Job:
Gather, from the listing beneath this task, every line holding the string "terminal".
--- begin Dataset rows ---
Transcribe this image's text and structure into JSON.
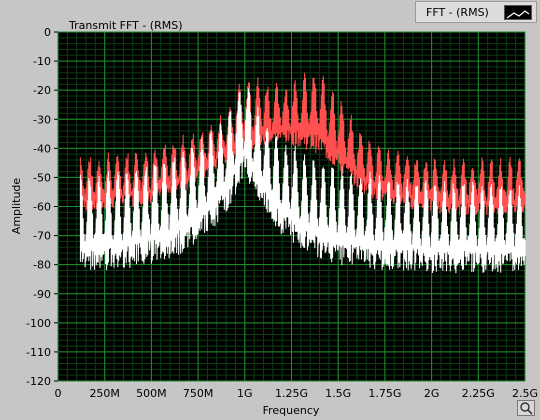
{
  "legend": {
    "label": "FFT - (RMS)"
  },
  "colors": {
    "background": "#000000",
    "grid_major": "#1f8f2f",
    "grid_minor": "#0b3c12",
    "series_transmit": "#ff4f4f",
    "series_base": "#ffffff"
  },
  "icons": {
    "corner": "magnify-icon"
  },
  "chart_data": {
    "type": "line",
    "title": "Transmit FFT - (RMS)",
    "xlabel": "Frequency",
    "ylabel": "Amplitude",
    "xlim": [
      0,
      2.5
    ],
    "ylim": [
      -120,
      0
    ],
    "x_ticks": [
      0,
      0.25,
      0.5,
      0.75,
      1.0,
      1.25,
      1.5,
      1.75,
      2.0,
      2.25,
      2.5
    ],
    "x_tick_labels": [
      "0",
      "250M",
      "500M",
      "750M",
      "1G",
      "1.25G",
      "1.5G",
      "1.75G",
      "2G",
      "2.25G",
      "2.5G"
    ],
    "y_ticks": [
      0,
      -10,
      -20,
      -30,
      -40,
      -50,
      -60,
      -70,
      -80,
      -90,
      -100,
      -110,
      -120
    ],
    "y_tick_labels": [
      "0",
      "-10",
      "-20",
      "-30",
      "-40",
      "-50",
      "-60",
      "-70",
      "-80",
      "-90",
      "-100",
      "-110",
      "-120"
    ],
    "grid": true,
    "series": [
      {
        "color": "#ff4f4f",
        "peak_x": [
          0.12,
          0.2,
          0.3,
          0.4,
          0.5,
          0.6,
          0.7,
          0.8,
          0.9,
          1.0,
          1.1,
          1.2,
          1.3,
          1.4,
          1.5,
          1.6,
          1.7,
          1.8,
          1.9,
          2.0,
          2.1,
          2.2,
          2.3,
          2.4,
          2.5
        ],
        "peak_y": [
          -43,
          -44,
          -43,
          -42,
          -41,
          -39,
          -36,
          -33,
          -29,
          -15,
          -18,
          -20,
          -16,
          -15,
          -22,
          -34,
          -39,
          -42,
          -43,
          -44,
          -45,
          -45,
          -45,
          -45,
          -44
        ],
        "floor_y": [
          -62,
          -62,
          -61,
          -60,
          -59,
          -57,
          -54,
          -50,
          -45,
          -42,
          -40,
          -38,
          -40,
          -42,
          -48,
          -54,
          -58,
          -60,
          -61,
          -62,
          -63,
          -63,
          -63,
          -63,
          -63
        ]
      },
      {
        "color": "#ffffff",
        "peak_x": [
          0.12,
          0.2,
          0.3,
          0.4,
          0.5,
          0.6,
          0.7,
          0.8,
          0.9,
          1.0,
          1.1,
          1.2,
          1.3,
          1.4,
          1.5,
          1.6,
          1.7,
          1.8,
          1.9,
          2.0,
          2.1,
          2.2,
          2.3,
          2.4,
          2.5
        ],
        "peak_y": [
          -50,
          -50,
          -49,
          -47,
          -46,
          -44,
          -40,
          -36,
          -30,
          -17,
          -30,
          -38,
          -42,
          -45,
          -47,
          -49,
          -50,
          -51,
          -51,
          -52,
          -52,
          -52,
          -53,
          -53,
          -55
        ],
        "floor_y": [
          -83,
          -83,
          -82,
          -81,
          -80,
          -78,
          -75,
          -70,
          -62,
          -50,
          -62,
          -70,
          -75,
          -78,
          -80,
          -81,
          -82,
          -82,
          -82,
          -83,
          -83,
          -83,
          -83,
          -83,
          -82
        ]
      }
    ]
  }
}
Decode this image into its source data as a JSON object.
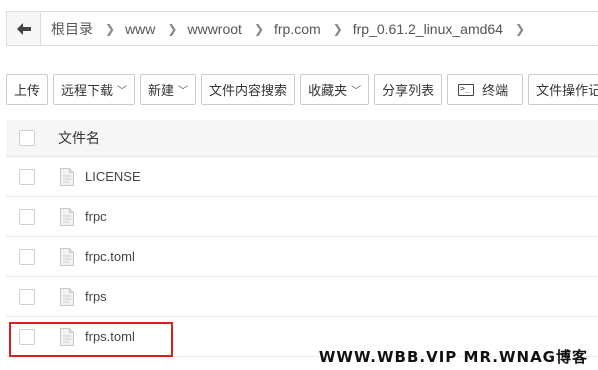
{
  "breadcrumb": {
    "back_icon": "arrow-left-icon",
    "items": [
      {
        "label": "根目录"
      },
      {
        "label": "www"
      },
      {
        "label": "wwwroot"
      },
      {
        "label": "frp.com"
      },
      {
        "label": "frp_0.61.2_linux_amd64"
      }
    ]
  },
  "toolbar": {
    "upload": "上传",
    "remote_download": "远程下载",
    "new": "新建",
    "content_search": "文件内容搜索",
    "favorites": "收藏夹",
    "share_list": "分享列表",
    "terminal": "终端",
    "operation_log": "文件操作记录",
    "terminal_icon": "terminal-icon",
    "dropdown_icon": "chevron-down-icon"
  },
  "table": {
    "header_name": "文件名",
    "files": [
      {
        "name": "LICENSE"
      },
      {
        "name": "frpc"
      },
      {
        "name": "frpc.toml"
      },
      {
        "name": "frps"
      },
      {
        "name": "frps.toml"
      }
    ],
    "file_icon": "file-icon"
  },
  "highlight_color": "#d9221c",
  "watermark": "WWW.WBB.VIP   MR.WNAG博客"
}
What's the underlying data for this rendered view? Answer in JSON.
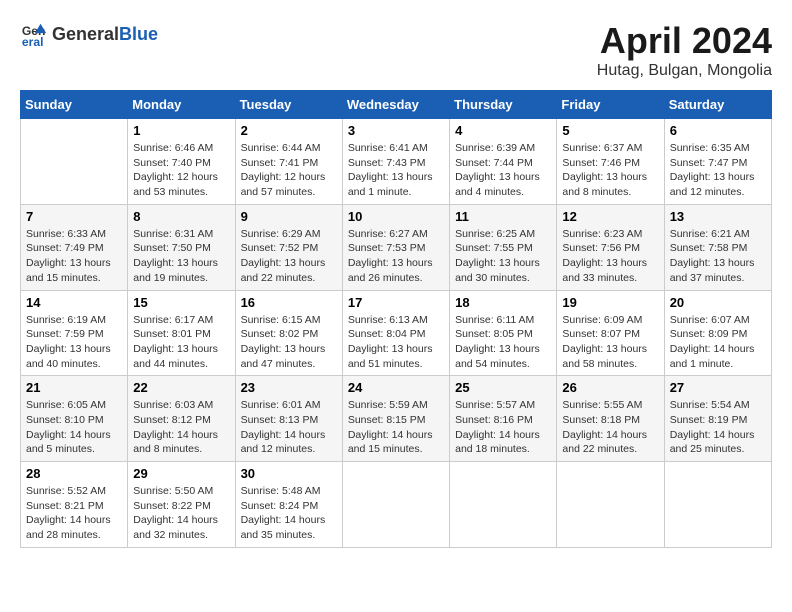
{
  "header": {
    "logo_general": "General",
    "logo_blue": "Blue",
    "month": "April 2024",
    "location": "Hutag, Bulgan, Mongolia"
  },
  "weekdays": [
    "Sunday",
    "Monday",
    "Tuesday",
    "Wednesday",
    "Thursday",
    "Friday",
    "Saturday"
  ],
  "weeks": [
    [
      {
        "day": null,
        "sunrise": null,
        "sunset": null,
        "daylight": null
      },
      {
        "day": "1",
        "sunrise": "Sunrise: 6:46 AM",
        "sunset": "Sunset: 7:40 PM",
        "daylight": "Daylight: 12 hours and 53 minutes."
      },
      {
        "day": "2",
        "sunrise": "Sunrise: 6:44 AM",
        "sunset": "Sunset: 7:41 PM",
        "daylight": "Daylight: 12 hours and 57 minutes."
      },
      {
        "day": "3",
        "sunrise": "Sunrise: 6:41 AM",
        "sunset": "Sunset: 7:43 PM",
        "daylight": "Daylight: 13 hours and 1 minute."
      },
      {
        "day": "4",
        "sunrise": "Sunrise: 6:39 AM",
        "sunset": "Sunset: 7:44 PM",
        "daylight": "Daylight: 13 hours and 4 minutes."
      },
      {
        "day": "5",
        "sunrise": "Sunrise: 6:37 AM",
        "sunset": "Sunset: 7:46 PM",
        "daylight": "Daylight: 13 hours and 8 minutes."
      },
      {
        "day": "6",
        "sunrise": "Sunrise: 6:35 AM",
        "sunset": "Sunset: 7:47 PM",
        "daylight": "Daylight: 13 hours and 12 minutes."
      }
    ],
    [
      {
        "day": "7",
        "sunrise": "Sunrise: 6:33 AM",
        "sunset": "Sunset: 7:49 PM",
        "daylight": "Daylight: 13 hours and 15 minutes."
      },
      {
        "day": "8",
        "sunrise": "Sunrise: 6:31 AM",
        "sunset": "Sunset: 7:50 PM",
        "daylight": "Daylight: 13 hours and 19 minutes."
      },
      {
        "day": "9",
        "sunrise": "Sunrise: 6:29 AM",
        "sunset": "Sunset: 7:52 PM",
        "daylight": "Daylight: 13 hours and 22 minutes."
      },
      {
        "day": "10",
        "sunrise": "Sunrise: 6:27 AM",
        "sunset": "Sunset: 7:53 PM",
        "daylight": "Daylight: 13 hours and 26 minutes."
      },
      {
        "day": "11",
        "sunrise": "Sunrise: 6:25 AM",
        "sunset": "Sunset: 7:55 PM",
        "daylight": "Daylight: 13 hours and 30 minutes."
      },
      {
        "day": "12",
        "sunrise": "Sunrise: 6:23 AM",
        "sunset": "Sunset: 7:56 PM",
        "daylight": "Daylight: 13 hours and 33 minutes."
      },
      {
        "day": "13",
        "sunrise": "Sunrise: 6:21 AM",
        "sunset": "Sunset: 7:58 PM",
        "daylight": "Daylight: 13 hours and 37 minutes."
      }
    ],
    [
      {
        "day": "14",
        "sunrise": "Sunrise: 6:19 AM",
        "sunset": "Sunset: 7:59 PM",
        "daylight": "Daylight: 13 hours and 40 minutes."
      },
      {
        "day": "15",
        "sunrise": "Sunrise: 6:17 AM",
        "sunset": "Sunset: 8:01 PM",
        "daylight": "Daylight: 13 hours and 44 minutes."
      },
      {
        "day": "16",
        "sunrise": "Sunrise: 6:15 AM",
        "sunset": "Sunset: 8:02 PM",
        "daylight": "Daylight: 13 hours and 47 minutes."
      },
      {
        "day": "17",
        "sunrise": "Sunrise: 6:13 AM",
        "sunset": "Sunset: 8:04 PM",
        "daylight": "Daylight: 13 hours and 51 minutes."
      },
      {
        "day": "18",
        "sunrise": "Sunrise: 6:11 AM",
        "sunset": "Sunset: 8:05 PM",
        "daylight": "Daylight: 13 hours and 54 minutes."
      },
      {
        "day": "19",
        "sunrise": "Sunrise: 6:09 AM",
        "sunset": "Sunset: 8:07 PM",
        "daylight": "Daylight: 13 hours and 58 minutes."
      },
      {
        "day": "20",
        "sunrise": "Sunrise: 6:07 AM",
        "sunset": "Sunset: 8:09 PM",
        "daylight": "Daylight: 14 hours and 1 minute."
      }
    ],
    [
      {
        "day": "21",
        "sunrise": "Sunrise: 6:05 AM",
        "sunset": "Sunset: 8:10 PM",
        "daylight": "Daylight: 14 hours and 5 minutes."
      },
      {
        "day": "22",
        "sunrise": "Sunrise: 6:03 AM",
        "sunset": "Sunset: 8:12 PM",
        "daylight": "Daylight: 14 hours and 8 minutes."
      },
      {
        "day": "23",
        "sunrise": "Sunrise: 6:01 AM",
        "sunset": "Sunset: 8:13 PM",
        "daylight": "Daylight: 14 hours and 12 minutes."
      },
      {
        "day": "24",
        "sunrise": "Sunrise: 5:59 AM",
        "sunset": "Sunset: 8:15 PM",
        "daylight": "Daylight: 14 hours and 15 minutes."
      },
      {
        "day": "25",
        "sunrise": "Sunrise: 5:57 AM",
        "sunset": "Sunset: 8:16 PM",
        "daylight": "Daylight: 14 hours and 18 minutes."
      },
      {
        "day": "26",
        "sunrise": "Sunrise: 5:55 AM",
        "sunset": "Sunset: 8:18 PM",
        "daylight": "Daylight: 14 hours and 22 minutes."
      },
      {
        "day": "27",
        "sunrise": "Sunrise: 5:54 AM",
        "sunset": "Sunset: 8:19 PM",
        "daylight": "Daylight: 14 hours and 25 minutes."
      }
    ],
    [
      {
        "day": "28",
        "sunrise": "Sunrise: 5:52 AM",
        "sunset": "Sunset: 8:21 PM",
        "daylight": "Daylight: 14 hours and 28 minutes."
      },
      {
        "day": "29",
        "sunrise": "Sunrise: 5:50 AM",
        "sunset": "Sunset: 8:22 PM",
        "daylight": "Daylight: 14 hours and 32 minutes."
      },
      {
        "day": "30",
        "sunrise": "Sunrise: 5:48 AM",
        "sunset": "Sunset: 8:24 PM",
        "daylight": "Daylight: 14 hours and 35 minutes."
      },
      {
        "day": null,
        "sunrise": null,
        "sunset": null,
        "daylight": null
      },
      {
        "day": null,
        "sunrise": null,
        "sunset": null,
        "daylight": null
      },
      {
        "day": null,
        "sunrise": null,
        "sunset": null,
        "daylight": null
      },
      {
        "day": null,
        "sunrise": null,
        "sunset": null,
        "daylight": null
      }
    ]
  ]
}
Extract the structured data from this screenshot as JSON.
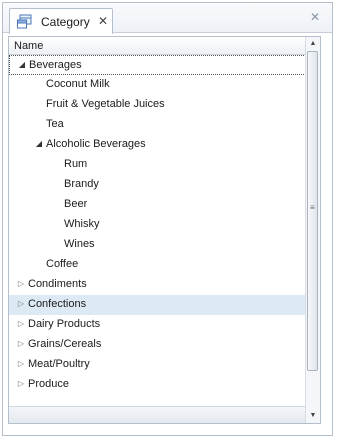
--- end Dataset rows ---
Worked answer:
    "terminal": "终端",
    "terminal_icon": "terminal-icon",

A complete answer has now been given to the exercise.